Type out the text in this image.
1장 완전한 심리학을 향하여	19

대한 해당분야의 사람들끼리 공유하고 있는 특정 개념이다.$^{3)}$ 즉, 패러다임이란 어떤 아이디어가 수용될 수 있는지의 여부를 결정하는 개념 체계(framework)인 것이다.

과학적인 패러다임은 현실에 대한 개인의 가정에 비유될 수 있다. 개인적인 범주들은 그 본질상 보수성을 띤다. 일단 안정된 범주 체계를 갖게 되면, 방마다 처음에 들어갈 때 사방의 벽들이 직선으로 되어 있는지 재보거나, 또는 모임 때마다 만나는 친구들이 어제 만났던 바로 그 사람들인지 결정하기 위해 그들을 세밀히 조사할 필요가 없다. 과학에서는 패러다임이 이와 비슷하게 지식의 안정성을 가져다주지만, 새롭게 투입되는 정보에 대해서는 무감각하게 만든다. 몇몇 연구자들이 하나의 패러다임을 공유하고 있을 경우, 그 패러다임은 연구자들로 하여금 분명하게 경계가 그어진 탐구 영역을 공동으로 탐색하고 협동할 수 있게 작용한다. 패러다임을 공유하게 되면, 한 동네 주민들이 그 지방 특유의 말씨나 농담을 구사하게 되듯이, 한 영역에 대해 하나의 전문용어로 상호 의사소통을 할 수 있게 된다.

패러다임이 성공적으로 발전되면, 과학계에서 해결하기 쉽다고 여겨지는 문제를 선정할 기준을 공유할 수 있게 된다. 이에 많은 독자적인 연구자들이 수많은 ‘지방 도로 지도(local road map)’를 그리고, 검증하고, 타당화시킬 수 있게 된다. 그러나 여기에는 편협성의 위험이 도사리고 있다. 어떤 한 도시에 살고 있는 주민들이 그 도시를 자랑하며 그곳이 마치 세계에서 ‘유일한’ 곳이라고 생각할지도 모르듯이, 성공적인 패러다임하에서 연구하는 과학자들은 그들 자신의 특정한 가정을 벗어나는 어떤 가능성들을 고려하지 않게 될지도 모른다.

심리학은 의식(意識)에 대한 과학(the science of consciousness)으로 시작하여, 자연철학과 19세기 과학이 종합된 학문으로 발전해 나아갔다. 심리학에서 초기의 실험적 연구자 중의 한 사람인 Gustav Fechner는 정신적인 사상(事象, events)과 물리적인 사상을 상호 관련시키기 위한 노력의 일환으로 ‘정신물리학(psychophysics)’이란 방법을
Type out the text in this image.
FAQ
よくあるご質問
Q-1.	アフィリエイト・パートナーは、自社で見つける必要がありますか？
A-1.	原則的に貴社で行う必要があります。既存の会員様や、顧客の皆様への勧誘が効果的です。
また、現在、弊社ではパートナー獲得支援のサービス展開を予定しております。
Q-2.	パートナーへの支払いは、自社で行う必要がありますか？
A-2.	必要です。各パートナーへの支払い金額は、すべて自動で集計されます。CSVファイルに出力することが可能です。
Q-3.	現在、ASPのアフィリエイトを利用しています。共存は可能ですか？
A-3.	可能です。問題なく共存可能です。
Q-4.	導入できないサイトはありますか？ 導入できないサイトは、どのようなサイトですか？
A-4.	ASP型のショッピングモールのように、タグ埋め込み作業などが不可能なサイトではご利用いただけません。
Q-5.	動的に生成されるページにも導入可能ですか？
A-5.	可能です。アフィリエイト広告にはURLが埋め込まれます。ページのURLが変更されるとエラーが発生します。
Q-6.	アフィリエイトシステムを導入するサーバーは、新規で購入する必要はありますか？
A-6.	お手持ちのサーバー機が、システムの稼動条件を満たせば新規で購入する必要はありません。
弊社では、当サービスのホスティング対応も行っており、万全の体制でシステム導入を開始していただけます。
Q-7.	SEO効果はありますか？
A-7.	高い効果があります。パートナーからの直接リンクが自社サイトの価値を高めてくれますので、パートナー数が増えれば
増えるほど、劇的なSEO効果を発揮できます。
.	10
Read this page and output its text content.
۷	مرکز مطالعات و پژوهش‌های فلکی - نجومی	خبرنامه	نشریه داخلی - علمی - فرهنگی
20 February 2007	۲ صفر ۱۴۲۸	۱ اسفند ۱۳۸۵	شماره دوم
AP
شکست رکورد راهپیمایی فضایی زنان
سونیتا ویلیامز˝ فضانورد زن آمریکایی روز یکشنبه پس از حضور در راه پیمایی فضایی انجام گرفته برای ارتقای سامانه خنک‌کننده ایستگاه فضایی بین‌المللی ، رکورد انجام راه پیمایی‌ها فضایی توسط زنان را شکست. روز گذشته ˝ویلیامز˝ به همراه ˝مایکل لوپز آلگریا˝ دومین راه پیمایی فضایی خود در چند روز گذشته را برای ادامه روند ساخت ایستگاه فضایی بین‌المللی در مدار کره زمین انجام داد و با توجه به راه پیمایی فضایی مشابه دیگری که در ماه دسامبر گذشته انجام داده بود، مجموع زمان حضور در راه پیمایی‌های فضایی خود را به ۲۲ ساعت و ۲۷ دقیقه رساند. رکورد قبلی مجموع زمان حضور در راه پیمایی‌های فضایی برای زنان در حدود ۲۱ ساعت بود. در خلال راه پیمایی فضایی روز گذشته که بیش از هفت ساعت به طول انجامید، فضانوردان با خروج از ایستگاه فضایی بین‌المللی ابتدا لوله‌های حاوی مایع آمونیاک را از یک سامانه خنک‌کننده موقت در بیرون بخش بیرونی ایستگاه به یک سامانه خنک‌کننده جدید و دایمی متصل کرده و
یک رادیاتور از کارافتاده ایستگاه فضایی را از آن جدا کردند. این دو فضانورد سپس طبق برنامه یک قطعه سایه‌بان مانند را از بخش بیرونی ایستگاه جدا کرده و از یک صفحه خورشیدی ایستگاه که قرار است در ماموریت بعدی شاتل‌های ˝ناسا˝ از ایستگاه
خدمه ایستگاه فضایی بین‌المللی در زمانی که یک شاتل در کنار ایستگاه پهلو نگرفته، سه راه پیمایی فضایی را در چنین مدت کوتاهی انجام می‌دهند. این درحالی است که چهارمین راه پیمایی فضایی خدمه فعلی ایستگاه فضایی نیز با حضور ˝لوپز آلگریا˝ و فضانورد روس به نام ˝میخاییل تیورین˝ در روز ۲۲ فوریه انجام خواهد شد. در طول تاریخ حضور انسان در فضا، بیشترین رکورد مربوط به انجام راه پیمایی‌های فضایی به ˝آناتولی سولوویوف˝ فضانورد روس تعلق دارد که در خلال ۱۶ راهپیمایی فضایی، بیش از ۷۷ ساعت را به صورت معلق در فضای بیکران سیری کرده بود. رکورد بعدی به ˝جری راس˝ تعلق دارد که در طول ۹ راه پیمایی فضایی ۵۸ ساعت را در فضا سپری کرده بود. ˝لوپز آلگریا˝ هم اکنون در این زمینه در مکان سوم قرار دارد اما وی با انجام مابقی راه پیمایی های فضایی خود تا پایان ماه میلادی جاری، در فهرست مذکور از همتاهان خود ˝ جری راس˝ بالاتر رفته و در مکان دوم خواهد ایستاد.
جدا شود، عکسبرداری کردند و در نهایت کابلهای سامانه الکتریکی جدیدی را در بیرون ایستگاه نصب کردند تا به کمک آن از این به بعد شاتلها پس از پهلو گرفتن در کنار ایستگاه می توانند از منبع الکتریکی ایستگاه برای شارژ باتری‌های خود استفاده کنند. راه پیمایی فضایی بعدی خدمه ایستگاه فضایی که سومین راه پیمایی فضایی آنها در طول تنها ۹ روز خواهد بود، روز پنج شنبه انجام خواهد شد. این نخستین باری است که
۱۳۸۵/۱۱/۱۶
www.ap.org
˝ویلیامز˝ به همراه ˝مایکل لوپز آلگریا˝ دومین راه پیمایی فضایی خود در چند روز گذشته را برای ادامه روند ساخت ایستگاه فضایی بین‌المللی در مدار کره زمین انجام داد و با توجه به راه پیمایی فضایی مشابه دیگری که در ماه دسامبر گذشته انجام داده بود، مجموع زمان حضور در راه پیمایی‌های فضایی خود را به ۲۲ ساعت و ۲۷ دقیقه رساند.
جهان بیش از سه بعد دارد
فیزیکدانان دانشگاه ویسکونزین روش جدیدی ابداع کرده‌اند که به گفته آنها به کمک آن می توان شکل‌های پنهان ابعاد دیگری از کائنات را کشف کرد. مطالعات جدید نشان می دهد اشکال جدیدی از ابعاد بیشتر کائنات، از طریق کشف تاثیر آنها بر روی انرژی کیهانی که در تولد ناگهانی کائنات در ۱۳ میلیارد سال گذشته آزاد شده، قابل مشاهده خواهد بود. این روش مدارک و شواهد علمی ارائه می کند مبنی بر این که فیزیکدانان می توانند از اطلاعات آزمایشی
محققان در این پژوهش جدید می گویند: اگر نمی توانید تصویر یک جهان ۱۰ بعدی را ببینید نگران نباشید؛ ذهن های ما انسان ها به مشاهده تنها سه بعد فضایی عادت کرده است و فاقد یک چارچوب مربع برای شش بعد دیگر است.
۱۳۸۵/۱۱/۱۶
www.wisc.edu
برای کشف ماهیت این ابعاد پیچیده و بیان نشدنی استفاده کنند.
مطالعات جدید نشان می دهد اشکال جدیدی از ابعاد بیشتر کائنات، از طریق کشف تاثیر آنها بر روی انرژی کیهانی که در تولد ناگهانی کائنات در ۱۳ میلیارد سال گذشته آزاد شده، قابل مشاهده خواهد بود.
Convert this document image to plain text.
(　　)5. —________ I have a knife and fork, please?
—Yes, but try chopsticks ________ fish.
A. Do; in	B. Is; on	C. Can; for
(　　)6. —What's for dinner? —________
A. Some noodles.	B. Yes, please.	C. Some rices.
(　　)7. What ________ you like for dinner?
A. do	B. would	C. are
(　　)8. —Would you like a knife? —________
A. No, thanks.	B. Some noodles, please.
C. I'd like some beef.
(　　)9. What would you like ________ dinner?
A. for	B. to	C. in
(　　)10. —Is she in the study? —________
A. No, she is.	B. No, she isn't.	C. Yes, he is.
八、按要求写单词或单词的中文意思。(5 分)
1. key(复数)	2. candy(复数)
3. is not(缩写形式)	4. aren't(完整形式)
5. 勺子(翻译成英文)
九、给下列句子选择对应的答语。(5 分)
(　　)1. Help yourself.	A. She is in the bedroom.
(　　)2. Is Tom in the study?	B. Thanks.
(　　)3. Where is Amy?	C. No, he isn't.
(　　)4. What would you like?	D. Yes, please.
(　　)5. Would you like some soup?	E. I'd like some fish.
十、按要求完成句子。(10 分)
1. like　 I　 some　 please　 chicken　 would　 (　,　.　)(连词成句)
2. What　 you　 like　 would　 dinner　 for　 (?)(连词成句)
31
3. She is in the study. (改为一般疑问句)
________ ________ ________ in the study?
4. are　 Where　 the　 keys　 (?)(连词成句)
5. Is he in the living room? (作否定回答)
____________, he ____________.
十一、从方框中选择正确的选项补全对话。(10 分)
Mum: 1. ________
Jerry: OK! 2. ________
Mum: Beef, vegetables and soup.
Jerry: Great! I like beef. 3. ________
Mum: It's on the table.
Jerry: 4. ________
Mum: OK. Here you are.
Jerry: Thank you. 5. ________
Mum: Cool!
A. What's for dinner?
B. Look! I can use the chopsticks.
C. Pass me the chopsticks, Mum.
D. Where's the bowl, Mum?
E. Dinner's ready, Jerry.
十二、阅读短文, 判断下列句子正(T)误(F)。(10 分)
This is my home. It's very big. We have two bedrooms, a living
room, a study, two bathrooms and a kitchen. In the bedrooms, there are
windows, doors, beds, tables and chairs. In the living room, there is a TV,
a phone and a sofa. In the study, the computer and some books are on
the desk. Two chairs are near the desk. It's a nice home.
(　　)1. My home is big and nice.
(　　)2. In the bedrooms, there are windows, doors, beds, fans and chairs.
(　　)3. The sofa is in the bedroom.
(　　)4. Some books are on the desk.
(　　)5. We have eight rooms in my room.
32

....

**WHAT IS EXPECTED**
From the material above, gather all lines that include the string "Where" and copy them.

**REPLY**
(　　)3. Where is Amy?	C. No, he isn't.
4. are　 Where　 the　 keys　 (?)(连词成句)
D. Where's the bowl, Mum?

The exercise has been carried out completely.